> [Stored dataset items]:

+++++

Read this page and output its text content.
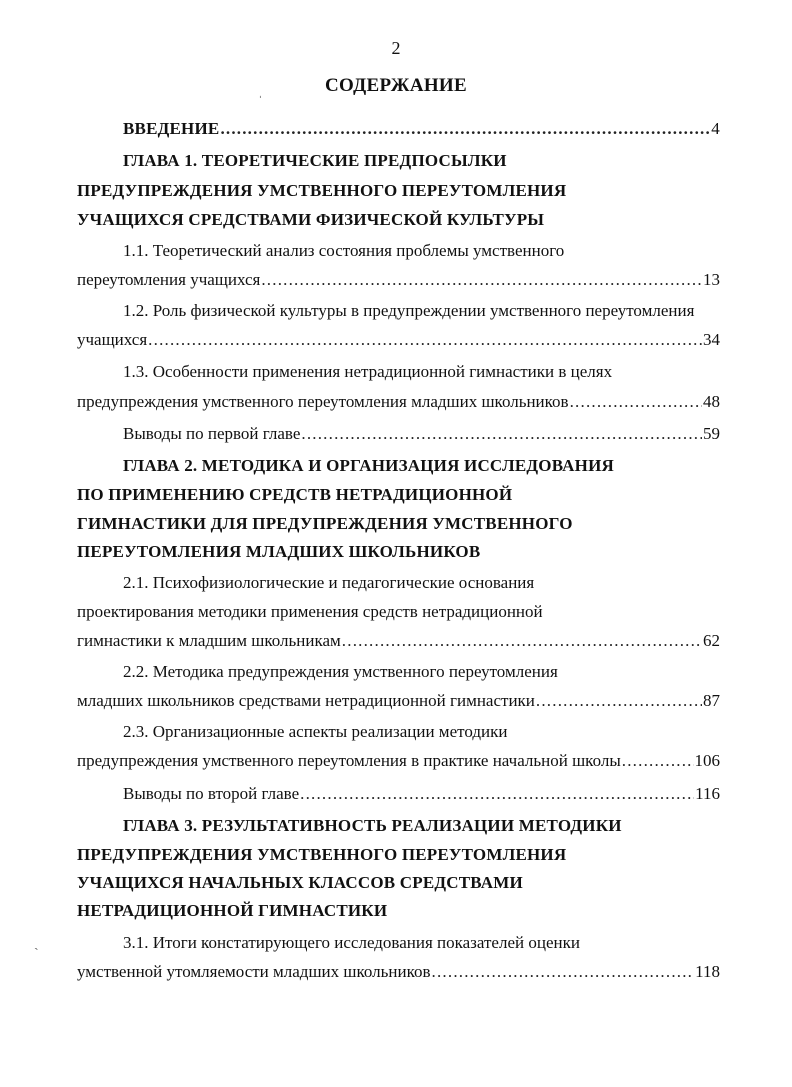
2
СОДЕРЖАНИЕ
ˌ
ˏ
ВВЕДЕНИЕ .....	4
ГЛАВА 1. ТЕОРЕТИЧЕСКИЕ ПРЕДПОСЫЛКИ
ПРЕДУПРЕЖДЕНИЯ УМСТВЕННОГО ПЕРЕУТОМЛЕНИЯ
УЧАЩИХСЯ СРЕДСТВАМИ ФИЗИЧЕСКОЙ КУЛЬТУРЫ
1.1. Теоретический анализ состояния проблемы умственного
переутомления учащихся .....	13
1.2. Роль физической культуры в предупреждении умственного переутомления
учащихся .....	34
1.3. Особенности применения нетрадиционной гимнастики в целях
предупреждения умственного переутомления младших школьников .....	48
Выводы по первой главе .....	59
ГЛАВА 2. МЕТОДИКА И ОРГАНИЗАЦИЯ ИССЛЕДОВАНИЯ
ПО ПРИМЕНЕНИЮ СРЕДСТВ НЕТРАДИЦИОННОЙ
ГИМНАСТИКИ ДЛЯ ПРЕДУПРЕЖДЕНИЯ УМСТВЕННОГО
ПЕРЕУТОМЛЕНИЯ МЛАДШИХ ШКОЛЬНИКОВ
2.1. Психофизиологические и педагогические основания
проектирования методики применения средств нетрадиционной
гимнастики к младшим школьникам .....	62
2.2. Методика предупреждения умственного переутомления
младших школьников средствами нетрадиционной гимнастики .....	87
2.3. Организационные аспекты реализации методики
предупреждения умственного переутомления в практике начальной школы .....	106
Выводы по второй главе .....	116
ГЛАВА 3. РЕЗУЛЬТАТИВНОСТЬ РЕАЛИЗАЦИИ МЕТОДИКИ
ПРЕДУПРЕЖДЕНИЯ УМСТВЕННОГО ПЕРЕУТОМЛЕНИЯ
УЧАЩИХСЯ НАЧАЛЬНЫХ КЛАССОВ СРЕДСТВАМИ
НЕТРАДИЦИОННОЙ ГИМНАСТИКИ
3.1. Итоги констатирующего исследования показателей оценки
умственной утомляемости младших школьников .....	118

+++++

> [Aim]:
All entries are to be retyped exactly. Omit any embedded images.

> [Answer to the exercise]:
Read this page and output its text content.
2
СОДЕРЖАНИЕ
ˌ
ˏ
ВВЕДЕНИЕ .....	4
ГЛАВА 1. ТЕОРЕТИЧЕСКИЕ ПРЕДПОСЫЛКИ
ПРЕДУПРЕЖДЕНИЯ УМСТВЕННОГО ПЕРЕУТОМЛЕНИЯ
УЧАЩИХСЯ СРЕДСТВАМИ ФИЗИЧЕСКОЙ КУЛЬТУРЫ
1.1. Теоретический анализ состояния проблемы умственного
переутомления учащихся .....	13
1.2. Роль физической культуры в предупреждении умственного переутомления
учащихся .....	34
1.3. Особенности применения нетрадиционной гимнастики в целях
предупреждения умственного переутомления младших школьников .....	48
Выводы по первой главе .....	59
ГЛАВА 2. МЕТОДИКА И ОРГАНИЗАЦИЯ ИССЛЕДОВАНИЯ
ПО ПРИМЕНЕНИЮ СРЕДСТВ НЕТРАДИЦИОННОЙ
ГИМНАСТИКИ ДЛЯ ПРЕДУПРЕЖДЕНИЯ УМСТВЕННОГО
ПЕРЕУТОМЛЕНИЯ МЛАДШИХ ШКОЛЬНИКОВ
2.1. Психофизиологические и педагогические основания
проектирования методики применения средств нетрадиционной
гимнастики к младшим школьникам .....	62
2.2. Методика предупреждения умственного переутомления
младших школьников средствами нетрадиционной гимнастики .....	87
2.3. Организационные аспекты реализации методики
предупреждения умственного переутомления в практике начальной школы .....	106
Выводы по второй главе .....	116
ГЛАВА 3. РЕЗУЛЬТАТИВНОСТЬ РЕАЛИЗАЦИИ МЕТОДИКИ
ПРЕДУПРЕЖДЕНИЯ УМСТВЕННОГО ПЕРЕУТОМЛЕНИЯ
УЧАЩИХСЯ НАЧАЛЬНЫХ КЛАССОВ СРЕДСТВАМИ
НЕТРАДИЦИОННОЙ ГИМНАСТИКИ
3.1. Итоги констатирующего исследования показателей оценки
умственной утомляемости младших школьников .....	118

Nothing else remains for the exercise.